== Material to process ==
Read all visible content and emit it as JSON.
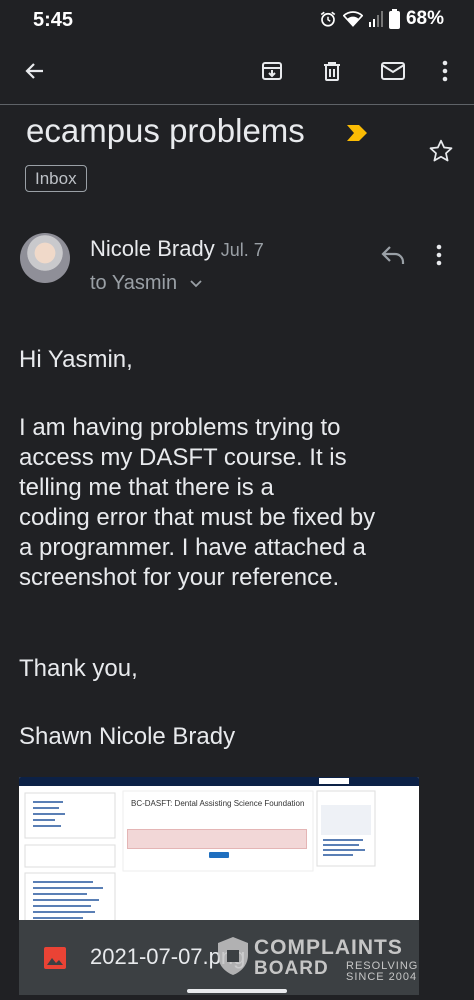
{
  "status_bar": {
    "time": "5:45",
    "battery": "68%"
  },
  "toolbar": {
    "back_icon": "arrow-back-icon",
    "archive_icon": "archive-icon",
    "delete_icon": "trash-icon",
    "mail_icon": "mark-unread-icon",
    "more_icon": "more-vert-icon"
  },
  "email": {
    "subject": "ecampus problems",
    "label": "Inbox",
    "sender_name": "Nicole Brady",
    "date": "Jul. 7",
    "recipient": "to Yasmin",
    "body": {
      "greeting": "Hi Yasmin,",
      "paragraph_lines": [
        "I am having problems trying to",
        "access my DASFT course. It is",
        "telling me that there is a",
        "coding error that must be fixed by",
        "a programmer. I have attached a",
        "screenshot for your reference."
      ],
      "closing": "Thank you,",
      "signature": "Shawn Nicole Brady"
    },
    "attachment": {
      "filename": "2021-07-07.png",
      "preview_title": "BC-DASFT: Dental Assisting Science Foundation"
    }
  },
  "watermark": {
    "line1": "COMPLAINTS",
    "line2": "BOARD",
    "tag1": "RESOLVING",
    "tag2": "SINCE 2004"
  },
  "colors": {
    "background": "#202124",
    "importance_marker": "#fbbc04",
    "attachment_icon": "#ea4335"
  }
}
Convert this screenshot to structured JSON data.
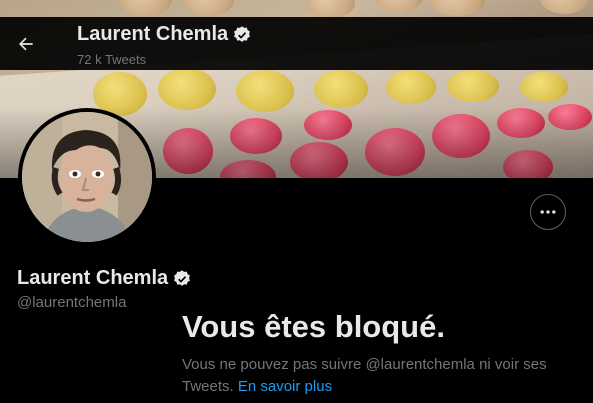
{
  "header": {
    "name": "Laurent Chemla",
    "tweet_count": "72 k Tweets"
  },
  "profile": {
    "name": "Laurent Chemla",
    "handle": "@laurentchemla",
    "verified_icon": "verified-badge-icon"
  },
  "blocked": {
    "title": "Vous êtes bloqué.",
    "message": "Vous ne pouvez pas suivre @laurentchemla ni voir ses Tweets.",
    "link": "En savoir plus"
  },
  "icons": {
    "back": "arrow-left-icon",
    "more": "more-horizontal-icon"
  },
  "colors": {
    "background": "#000000",
    "text_primary": "#e7e9ea",
    "text_secondary": "#71767b",
    "link": "#1d9bf0"
  }
}
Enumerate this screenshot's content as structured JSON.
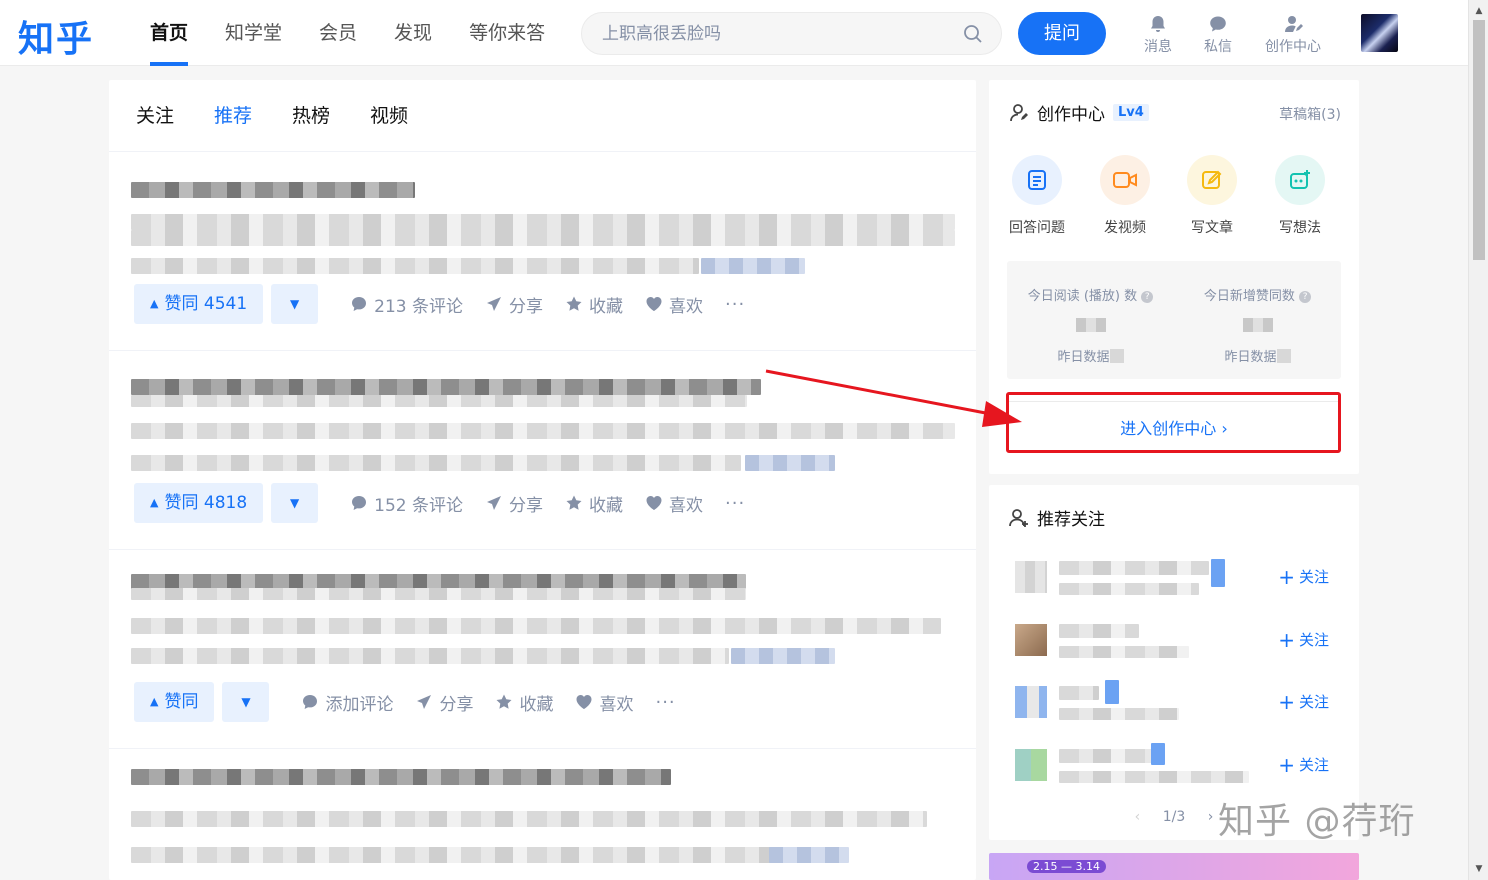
{
  "header": {
    "logo": "知乎",
    "nav": [
      "首页",
      "知学堂",
      "会员",
      "发现",
      "等你来答"
    ],
    "search_placeholder": "上职高很丢脸吗",
    "ask_label": "提问",
    "icons": [
      {
        "label": "消息",
        "icon": "bell-icon"
      },
      {
        "label": "私信",
        "icon": "chat-icon"
      },
      {
        "label": "创作中心",
        "icon": "creator-icon"
      }
    ]
  },
  "feed": {
    "tabs": [
      "关注",
      "推荐",
      "热榜",
      "视频"
    ],
    "active_tab": "推荐",
    "items": [
      {
        "upvote": "赞同 4541",
        "comments": "213 条评论",
        "share": "分享",
        "favorite": "收藏",
        "like": "喜欢",
        "more": "···"
      },
      {
        "upvote": "赞同 4818",
        "comments": "152 条评论",
        "share": "分享",
        "favorite": "收藏",
        "like": "喜欢",
        "more": "···"
      },
      {
        "upvote": "赞同",
        "comments": "添加评论",
        "share": "分享",
        "favorite": "收藏",
        "like": "喜欢",
        "more": "···"
      }
    ]
  },
  "creator": {
    "title": "创作中心",
    "level": "Lv4",
    "drafts": "草稿箱(3)",
    "tools": [
      {
        "label": "回答问题",
        "icon": "answer-icon",
        "color": "#e8f1fe"
      },
      {
        "label": "发视频",
        "icon": "video-icon",
        "color": "#fdf0e4"
      },
      {
        "label": "写文章",
        "icon": "write-icon",
        "color": "#fdf6de"
      },
      {
        "label": "写想法",
        "icon": "idea-icon",
        "color": "#e4f7f4"
      }
    ],
    "stats": [
      {
        "label": "今日阅读 (播放) 数",
        "yesterday": "昨日数据"
      },
      {
        "label": "今日新增赞同数",
        "yesterday": "昨日数据"
      }
    ],
    "enter_label": "进入创作中心 ›"
  },
  "recommend": {
    "title": "推荐关注",
    "follow_label": "关注",
    "pager": "1/3"
  },
  "promo": {
    "dates": "2.15 — 3.14"
  },
  "watermark": "知乎 @荇珩",
  "colors": {
    "brand": "#1772f6",
    "highlight": "#e6161f"
  }
}
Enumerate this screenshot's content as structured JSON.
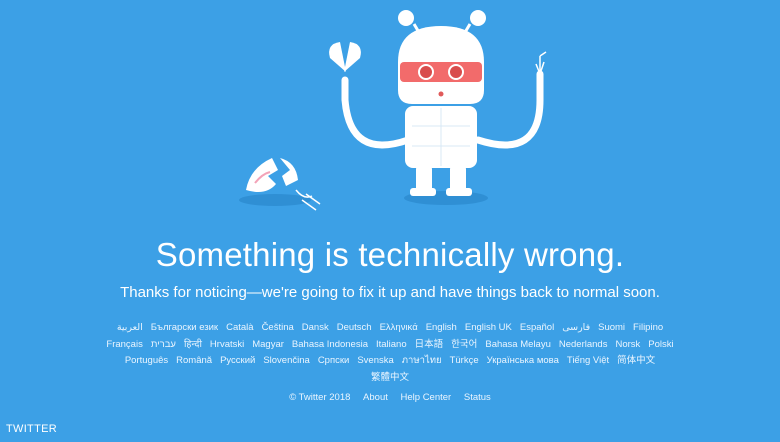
{
  "error": {
    "headline": "Something is technically wrong.",
    "message": "Thanks for noticing—we're going to fix it up and have things back to normal soon."
  },
  "languages": [
    "العربية",
    "Български език",
    "Català",
    "Čeština",
    "Dansk",
    "Deutsch",
    "Ελληνικά",
    "English",
    "English UK",
    "Español",
    "فارسی",
    "Suomi",
    "Filipino",
    "Français",
    "עברית",
    "हिन्दी",
    "Hrvatski",
    "Magyar",
    "Bahasa Indonesia",
    "Italiano",
    "日本語",
    "한국어",
    "Bahasa Melayu",
    "Nederlands",
    "Norsk",
    "Polski",
    "Português",
    "Română",
    "Русский",
    "Slovenčina",
    "Српски",
    "Svenska",
    "ภาษาไทย",
    "Türkçe",
    "Українська мова",
    "Tiếng Việt",
    "简体中文",
    "繁體中文"
  ],
  "footer": {
    "copyright": "© Twitter 2018",
    "about": "About",
    "help": "Help Center",
    "status": "Status"
  },
  "watermark": "TWITTER",
  "colors": {
    "background": "#3ca0e6",
    "robot_body": "#ffffff",
    "robot_visor": "#f26b6b",
    "robot_shadow": "#2f8fd4"
  },
  "illustration": {
    "robot": "broken-robot-icon",
    "egg": "cracked-egg-icon"
  }
}
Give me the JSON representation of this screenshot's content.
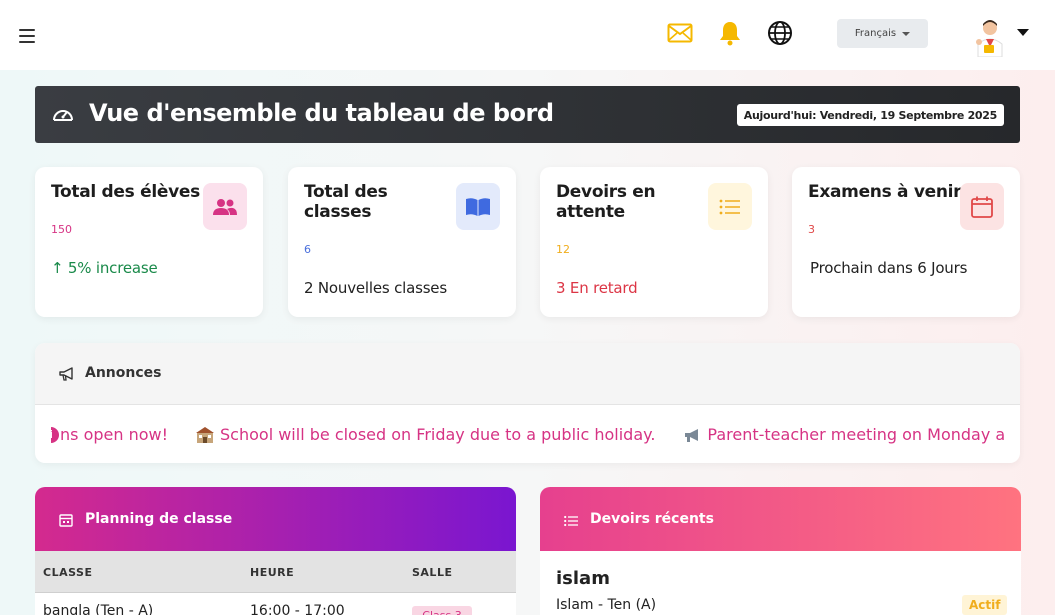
{
  "topbar": {
    "icons": [
      "menu-icon",
      "envelope-icon",
      "bell-icon",
      "globe-icon"
    ],
    "language": "Français",
    "colors": {
      "envelope": "#f5b800",
      "bell": "#f5b800"
    }
  },
  "banner": {
    "title": "Vue d'ensemble du tableau de bord",
    "date": "Aujourd'hui: Vendredi, 19 Septembre 2025"
  },
  "stats": [
    {
      "title": "Total des élèves",
      "value": "150",
      "sub": "↑ 5% increase",
      "icon": "users-icon",
      "color": "#d63384"
    },
    {
      "title": "Total des classes",
      "value": "6",
      "sub": "2 Nouvelles classes",
      "icon": "book-icon",
      "color": "#4a6fdc"
    },
    {
      "title": "Devoirs en attente",
      "value": "12",
      "sub": "3 En retard",
      "icon": "list-icon",
      "color": "#f0ad1c"
    },
    {
      "title": "Examens à venir",
      "value": "3",
      "sub": "Prochain dans 6 Jours",
      "icon": "calendar-icon",
      "color": "#e04848"
    }
  ],
  "announcements": {
    "title": "Annonces",
    "items": [
      "ns open now!",
      "School will be closed on Friday due to a public holiday.",
      "Parent-teacher meeting on Monday a"
    ]
  },
  "schedule": {
    "title": "Planning de classe",
    "columns": [
      "CLASSE",
      "HEURE",
      "SALLE"
    ],
    "rows": [
      {
        "classe": "bangla (Ten - A)",
        "heure": "16:00 - 17:00",
        "salle": "Class 3"
      }
    ]
  },
  "homework": {
    "title": "Devoirs récents",
    "items": [
      {
        "subject": "islam",
        "class": "Islam - Ten (A)",
        "status": "Actif"
      }
    ]
  }
}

== Your instructions ==
Every record above should come back exactly, but without its pictures.

== Task output ==
Read all visible content and emit it as JSON.
{
  "status_bar": {
    "time": "5:45",
    "battery": "68%"
  },
  "toolbar": {
    "back_icon": "arrow-back-icon",
    "archive_icon": "archive-icon",
    "delete_icon": "trash-icon",
    "mail_icon": "mark-unread-icon",
    "more_icon": "more-vert-icon"
  },
  "email": {
    "subject": "ecampus problems",
    "label": "Inbox",
    "sender_name": "Nicole Brady",
    "date": "Jul. 7",
    "recipient": "to Yasmin",
    "body": {
      "greeting": "Hi Yasmin,",
      "paragraph_lines": [
        "I am having problems trying to",
        "access my DASFT course. It is",
        "telling me that there is a",
        "coding error that must be fixed by",
        "a programmer. I have attached a",
        "screenshot for your reference."
      ],
      "closing": "Thank you,",
      "signature": "Shawn Nicole Brady"
    },
    "attachment": {
      "filename": "2021-07-07.png",
      "preview_title": "BC-DASFT: Dental Assisting Science Foundation"
    }
  },
  "watermark": {
    "line1": "COMPLAINTS",
    "line2": "BOARD",
    "tag1": "RESOLVING",
    "tag2": "SINCE 2004"
  },
  "colors": {
    "background": "#202124",
    "importance_marker": "#fbbc04",
    "attachment_icon": "#ea4335"
  }
}
Convert this screenshot to structured JSON data.
{
  "header": {
    "name": "Laurent Chemla",
    "tweet_count": "72 k Tweets"
  },
  "profile": {
    "name": "Laurent Chemla",
    "handle": "@laurentchemla",
    "verified_icon": "verified-badge-icon"
  },
  "blocked": {
    "title": "Vous êtes bloqué.",
    "message": "Vous ne pouvez pas suivre @laurentchemla ni voir ses Tweets.",
    "link": "En savoir plus"
  },
  "icons": {
    "back": "arrow-left-icon",
    "more": "more-horizontal-icon"
  },
  "colors": {
    "background": "#000000",
    "text_primary": "#e7e9ea",
    "text_secondary": "#71767b",
    "link": "#1d9bf0"
  }
}
Enumerate this screenshot's content as structured JSON.
{
  "header": {
    "logo": "知乎",
    "nav": [
      "首页",
      "知学堂",
      "会员",
      "发现",
      "等你来答"
    ],
    "search_placeholder": "上职高很丢脸吗",
    "ask_label": "提问",
    "icons": [
      {
        "label": "消息",
        "icon": "bell-icon"
      },
      {
        "label": "私信",
        "icon": "chat-icon"
      },
      {
        "label": "创作中心",
        "icon": "creator-icon"
      }
    ]
  },
  "feed": {
    "tabs": [
      "关注",
      "推荐",
      "热榜",
      "视频"
    ],
    "active_tab": "推荐",
    "items": [
      {
        "upvote": "赞同 4541",
        "comments": "213 条评论",
        "share": "分享",
        "favorite": "收藏",
        "like": "喜欢",
        "more": "···"
      },
      {
        "upvote": "赞同 4818",
        "comments": "152 条评论",
        "share": "分享",
        "favorite": "收藏",
        "like": "喜欢",
        "more": "···"
      },
      {
        "upvote": "赞同",
        "comments": "添加评论",
        "share": "分享",
        "favorite": "收藏",
        "like": "喜欢",
        "more": "···"
      }
    ]
  },
  "creator": {
    "title": "创作中心",
    "level": "Lv4",
    "drafts": "草稿箱(3)",
    "tools": [
      {
        "label": "回答问题",
        "icon": "answer-icon",
        "color": "#e8f1fe"
      },
      {
        "label": "发视频",
        "icon": "video-icon",
        "color": "#fdf0e4"
      },
      {
        "label": "写文章",
        "icon": "write-icon",
        "color": "#fdf6de"
      },
      {
        "label": "写想法",
        "icon": "idea-icon",
        "color": "#e4f7f4"
      }
    ],
    "stats": [
      {
        "label": "今日阅读 (播放) 数",
        "yesterday": "昨日数据"
      },
      {
        "label": "今日新增赞同数",
        "yesterday": "昨日数据"
      }
    ],
    "enter_label": "进入创作中心 ›"
  },
  "recommend": {
    "title": "推荐关注",
    "follow_label": "关注",
    "pager": "1/3"
  },
  "promo": {
    "dates": "2.15 — 3.14"
  },
  "watermark": "知乎 @荇珩",
  "colors": {
    "brand": "#1772f6",
    "highlight": "#e6161f"
  }
}
Enumerate this screenshot's content as structured JSON.
{
  "error": {
    "headline": "Something is technically wrong.",
    "message": "Thanks for noticing—we're going to fix it up and have things back to normal soon."
  },
  "languages": [
    "العربية",
    "Български език",
    "Català",
    "Čeština",
    "Dansk",
    "Deutsch",
    "Ελληνικά",
    "English",
    "English UK",
    "Español",
    "فارسی",
    "Suomi",
    "Filipino",
    "Français",
    "עברית",
    "हिन्दी",
    "Hrvatski",
    "Magyar",
    "Bahasa Indonesia",
    "Italiano",
    "日本語",
    "한국어",
    "Bahasa Melayu",
    "Nederlands",
    "Norsk",
    "Polski",
    "Português",
    "Română",
    "Русский",
    "Slovenčina",
    "Српски",
    "Svenska",
    "ภาษาไทย",
    "Türkçe",
    "Українська мова",
    "Tiếng Việt",
    "简体中文",
    "繁體中文"
  ],
  "footer": {
    "copyright": "© Twitter 2018",
    "about": "About",
    "help": "Help Center",
    "status": "Status"
  },
  "watermark": "TWITTER",
  "colors": {
    "background": "#3ca0e6",
    "robot_body": "#ffffff",
    "robot_visor": "#f26b6b",
    "robot_shadow": "#2f8fd4"
  },
  "illustration": {
    "robot": "broken-robot-icon",
    "egg": "cracked-egg-icon"
  }
}
Give me the JSON representation of this screenshot's content.
{
  "topbar": {
    "icons": [
      "menu-icon",
      "envelope-icon",
      "bell-icon",
      "globe-icon"
    ],
    "language": "Français",
    "colors": {
      "envelope": "#f5b800",
      "bell": "#f5b800"
    }
  },
  "banner": {
    "title": "Vue d'ensemble du tableau de bord",
    "date": "Aujourd'hui: Vendredi, 19 Septembre 2025"
  },
  "stats": [
    {
      "title": "Total des élèves",
      "value": "150",
      "sub": "↑ 5% increase",
      "icon": "users-icon",
      "color": "#d63384"
    },
    {
      "title": "Total des classes",
      "value": "6",
      "sub": "2 Nouvelles classes",
      "icon": "book-icon",
      "color": "#4a6fdc"
    },
    {
      "title": "Devoirs en attente",
      "value": "12",
      "sub": "3 En retard",
      "icon": "list-icon",
      "color": "#f0ad1c"
    },
    {
      "title": "Examens à venir",
      "value": "3",
      "sub": "Prochain dans 6 Jours",
      "icon": "calendar-icon",
      "color": "#e04848"
    }
  ],
  "announcements": {
    "title": "Annonces",
    "items": [
      "ns open now!",
      "School will be closed on Friday due to a public holiday.",
      "Parent-teacher meeting on Monday a"
    ]
  },
  "schedule": {
    "title": "Planning de classe",
    "columns": [
      "CLASSE",
      "HEURE",
      "SALLE"
    ],
    "rows": [
      {
        "classe": "bangla (Ten - A)",
        "heure": "16:00 - 17:00",
        "salle": "Class 3"
      }
    ]
  },
  "homework": {
    "title": "Devoirs récents",
    "items": [
      {
        "subject": "islam",
        "class": "Islam - Ten (A)",
        "status": "Actif"
      }
    ]
  }
}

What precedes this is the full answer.